--- Text to read ---

The end of your visit should take you back to the Visitor Center and you can visit the Gahndi Statue – donated by the India Council for Cultural Relations and The Embassy of India U.S.A. – in recognition of both men’s focus on searching for peace through nonviolence. 

MLK Civil Rights Walk of Fame

Next, stroll down the neighboring International Civil Rights Walk of Fame, created in 2004 to honor the participants of the Civil Rights Movement. The walk includes footsteps crafted from granite and bronze to memorialize those who sacrificed in the march toward equality. 

Other Civil Rights Locations 

Atlanta was one of the main centers for the Civil Rights Movement – which took place across the South in the 1950s and 1960s and there are many other sites to see. 

Be sure to check out the National Center for Civil and Human Rights, a relatively new center in Downtown Atlanta that focuses on the U.S. Civil Rights Movement. The APEX Museum on Auburn Avenue is devoted to African-American history and the contributions of African-Americans in Georgia. 

The Elbert P. Tuttle U.S. Court of Appeals in Downtown is the seat of the 5th Circuit Court of Appeals and the judges in here decided the crucial Brown V. Board of Education case that desegregated public schools. And the Jimmy Carter Presidential Library and Museum, which is close to the MLK area, features a great MLK exhibit of photographs.  

Civil Rights Tour

If you want an up-close and personal tour, check out the Civil Rights Tour, operated by Tom Houck, a local legend. He worked with the NAACP and the Southern Christian Leadership Conference across the South and participated in numerous demonstrations for the Civil Rights Movement. He was an aide to MLK until his assassination and has been involved in local media, politics and justice causes ever since. Mr. Houck, by the way, is white. His tour is booked months in advance so plan accordingly. 

The Tour starts at the King Center and traces the Civil Rights Movement through the city – with narration by Mr. Houck but also by Civil Rights cons Andrew Young, John Lewis and Julian Bond who talk about both the Movement and the evolution of Atlanta. This is the only tour that takes you to the site of the famous Atlanta Student Movement Rush Memorial Church, to the graves at South-View Cemetery of King Sr. and John Wesley Dobbs. 

Many other Southern cities have wonderful exhibits and museums to the Civil Rights Movement, such as Selma, Birmingham and Montgomery in Alabama and Memphis in Tennessee.

---

Written exercise 1: In the text on Atlanta's civil rights sites, rewrite the part from "If you want" up to and including "so plan accordingly.", changing "Tom Houck" to "Thomas Houck".

--- Task material ---

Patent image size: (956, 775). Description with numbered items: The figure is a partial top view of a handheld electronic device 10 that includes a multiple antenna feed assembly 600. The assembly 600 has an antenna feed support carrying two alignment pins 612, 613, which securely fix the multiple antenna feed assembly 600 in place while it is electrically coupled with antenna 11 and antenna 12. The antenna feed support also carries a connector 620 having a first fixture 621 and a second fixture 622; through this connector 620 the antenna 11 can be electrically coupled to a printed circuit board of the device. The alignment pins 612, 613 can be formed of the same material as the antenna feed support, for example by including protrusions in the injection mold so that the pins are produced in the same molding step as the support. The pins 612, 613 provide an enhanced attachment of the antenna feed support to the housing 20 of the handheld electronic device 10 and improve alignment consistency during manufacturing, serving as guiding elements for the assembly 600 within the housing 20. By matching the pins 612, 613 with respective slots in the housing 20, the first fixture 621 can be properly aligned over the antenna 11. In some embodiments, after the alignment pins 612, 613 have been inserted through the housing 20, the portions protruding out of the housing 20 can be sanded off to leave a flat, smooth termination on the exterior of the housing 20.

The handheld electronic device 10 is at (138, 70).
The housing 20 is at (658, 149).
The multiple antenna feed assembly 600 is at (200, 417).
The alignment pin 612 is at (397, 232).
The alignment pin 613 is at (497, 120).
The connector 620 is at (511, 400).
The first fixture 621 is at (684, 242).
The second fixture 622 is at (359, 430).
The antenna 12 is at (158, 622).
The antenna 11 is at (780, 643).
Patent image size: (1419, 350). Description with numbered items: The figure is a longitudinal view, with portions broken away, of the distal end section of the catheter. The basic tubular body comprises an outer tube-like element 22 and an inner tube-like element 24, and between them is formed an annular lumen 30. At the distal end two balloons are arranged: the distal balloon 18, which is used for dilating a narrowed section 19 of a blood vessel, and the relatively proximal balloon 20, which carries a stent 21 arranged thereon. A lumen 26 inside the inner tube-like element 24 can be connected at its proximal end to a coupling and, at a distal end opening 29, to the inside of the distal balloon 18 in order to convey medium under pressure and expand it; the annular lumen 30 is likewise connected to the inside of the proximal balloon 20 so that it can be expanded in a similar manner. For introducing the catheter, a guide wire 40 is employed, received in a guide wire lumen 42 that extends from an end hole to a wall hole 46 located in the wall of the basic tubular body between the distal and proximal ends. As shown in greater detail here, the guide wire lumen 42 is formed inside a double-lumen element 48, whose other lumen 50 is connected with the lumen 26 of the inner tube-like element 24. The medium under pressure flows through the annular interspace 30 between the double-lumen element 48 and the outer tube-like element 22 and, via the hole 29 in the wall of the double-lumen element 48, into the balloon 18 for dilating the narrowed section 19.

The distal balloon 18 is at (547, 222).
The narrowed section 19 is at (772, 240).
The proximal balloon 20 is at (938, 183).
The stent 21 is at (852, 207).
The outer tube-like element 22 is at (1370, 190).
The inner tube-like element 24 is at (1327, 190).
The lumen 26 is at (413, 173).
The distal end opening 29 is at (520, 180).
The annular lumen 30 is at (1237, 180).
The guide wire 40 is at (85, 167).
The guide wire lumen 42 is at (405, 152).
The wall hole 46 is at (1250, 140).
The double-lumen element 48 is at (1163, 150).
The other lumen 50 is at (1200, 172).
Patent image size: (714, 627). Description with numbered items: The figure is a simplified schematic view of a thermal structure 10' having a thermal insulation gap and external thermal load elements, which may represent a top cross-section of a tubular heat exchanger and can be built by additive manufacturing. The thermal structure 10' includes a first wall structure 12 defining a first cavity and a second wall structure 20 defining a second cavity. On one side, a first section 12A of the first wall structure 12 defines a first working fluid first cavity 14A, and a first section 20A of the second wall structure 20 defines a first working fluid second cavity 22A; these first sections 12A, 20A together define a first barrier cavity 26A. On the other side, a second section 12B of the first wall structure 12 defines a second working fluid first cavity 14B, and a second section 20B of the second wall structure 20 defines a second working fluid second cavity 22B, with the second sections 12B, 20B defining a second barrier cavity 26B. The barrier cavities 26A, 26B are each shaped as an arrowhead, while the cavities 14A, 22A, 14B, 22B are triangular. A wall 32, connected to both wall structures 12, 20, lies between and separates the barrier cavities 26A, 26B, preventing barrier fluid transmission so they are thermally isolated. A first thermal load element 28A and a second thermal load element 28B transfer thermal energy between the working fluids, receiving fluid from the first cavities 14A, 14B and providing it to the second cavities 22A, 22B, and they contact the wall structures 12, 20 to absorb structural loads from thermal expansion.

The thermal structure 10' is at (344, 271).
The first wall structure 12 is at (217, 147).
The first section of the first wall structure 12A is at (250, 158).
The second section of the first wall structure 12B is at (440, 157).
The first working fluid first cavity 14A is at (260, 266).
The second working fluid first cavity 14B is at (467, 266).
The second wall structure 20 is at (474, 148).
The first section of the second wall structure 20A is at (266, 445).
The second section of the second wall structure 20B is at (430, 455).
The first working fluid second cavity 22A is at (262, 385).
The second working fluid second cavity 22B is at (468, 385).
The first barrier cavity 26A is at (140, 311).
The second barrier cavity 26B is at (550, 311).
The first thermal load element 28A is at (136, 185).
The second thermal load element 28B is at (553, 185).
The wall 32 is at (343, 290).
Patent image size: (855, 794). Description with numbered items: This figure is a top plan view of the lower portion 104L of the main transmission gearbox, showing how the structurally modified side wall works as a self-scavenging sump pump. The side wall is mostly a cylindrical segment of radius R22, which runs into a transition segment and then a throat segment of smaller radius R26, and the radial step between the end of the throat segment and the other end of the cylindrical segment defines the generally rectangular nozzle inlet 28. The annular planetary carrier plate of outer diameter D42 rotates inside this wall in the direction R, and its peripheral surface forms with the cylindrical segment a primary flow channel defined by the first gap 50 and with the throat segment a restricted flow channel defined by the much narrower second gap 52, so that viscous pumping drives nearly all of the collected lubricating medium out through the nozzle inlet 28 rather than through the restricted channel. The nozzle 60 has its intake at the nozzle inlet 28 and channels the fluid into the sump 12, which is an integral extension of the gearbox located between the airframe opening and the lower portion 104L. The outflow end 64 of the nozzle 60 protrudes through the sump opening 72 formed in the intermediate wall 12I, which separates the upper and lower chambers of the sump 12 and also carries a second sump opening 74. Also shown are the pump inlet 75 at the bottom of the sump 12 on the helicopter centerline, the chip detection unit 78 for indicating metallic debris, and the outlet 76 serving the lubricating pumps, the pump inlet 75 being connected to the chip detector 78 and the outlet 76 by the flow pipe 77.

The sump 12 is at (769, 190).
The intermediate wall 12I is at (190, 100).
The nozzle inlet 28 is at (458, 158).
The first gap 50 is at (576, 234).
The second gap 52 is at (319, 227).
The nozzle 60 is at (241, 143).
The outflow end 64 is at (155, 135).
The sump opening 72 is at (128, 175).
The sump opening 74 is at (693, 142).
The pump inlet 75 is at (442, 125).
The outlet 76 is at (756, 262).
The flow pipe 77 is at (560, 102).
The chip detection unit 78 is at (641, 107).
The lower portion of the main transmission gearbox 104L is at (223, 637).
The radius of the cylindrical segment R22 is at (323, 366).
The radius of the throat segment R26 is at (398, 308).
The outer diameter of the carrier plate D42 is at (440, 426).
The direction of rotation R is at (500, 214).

---

Written exercise 2: From the records, copy the lines from the line with "Patent image size: (1419, 350)." up to and including the line with "The wall hole 46 is at (1250, 140).", and give only those lines.

Answer 1:
If you want an up-close and personal tour, check out the Civil Rights Tour, operated by Thomas Houck, a local legend. He worked with the NAACP and the Southern Christian Leadership Conference across the South and participated in numerous demonstrations for the Civil Rights Movement. He was an aide to MLK until his assassination and has been involved in local media, politics and justice causes ever since. Mr. Houck, by the way, is white. His tour is booked months in advance so plan accordingly.

Answer 2:
Patent image size: (1419, 350). Description with numbered items: The figure is a longitudinal view, with portions broken away, of the distal end section of the catheter. The basic tubular body comprises an outer tube-like element 22 and an inner tube-like element 24, and between them is formed an annular lumen 30. At the distal end two balloons are arranged: the distal balloon 18, which is used for dilating a narrowed section 19 of a blood vessel, and the relatively proximal balloon 20, which carries a stent 21 arranged thereon. A lumen 26 inside the inner tube-like element 24 can be connected at its proximal end to a coupling and, at a distal end opening 29, to the inside of the distal balloon 18 in order to convey medium under pressure and expand it; the annular lumen 30 is likewise connected to the inside of the proximal balloon 20 so that it can be expanded in a similar manner. For introducing the catheter, a guide wire 40 is employed, received in a guide wire lumen 42 that extends from an end hole to a wall hole 46 located in the wall of the basic tubular body between the distal and proximal ends. As shown in greater detail here, the guide wire lumen 42 is formed inside a double-lumen element 48, whose other lumen 50 is connected with the lumen 26 of the inner tube-like element 24. The medium under pressure flows through the annular interspace 30 between the double-lumen element 48 and the outer tube-like element 22 and, via the hole 29 in the wall of the double-lumen element 48, into the balloon 18 for dilating the narrowed section 19.

The distal balloon 18 is at (547, 222).
The narrowed section 19 is at (772, 240).
The proximal balloon 20 is at (938, 183).
The stent 21 is at (852, 207).
The outer tube-like element 22 is at (1370, 190).
The inner tube-like element 24 is at (1327, 190).
The lumen 26 is at (413, 173).
The distal end opening 29 is at (520, 180).
The annular lumen 30 is at (1237, 180).
The guide wire 40 is at (85, 167).
The guide wire lumen 42 is at (405, 152).
The wall hole 46 is at (1250, 140).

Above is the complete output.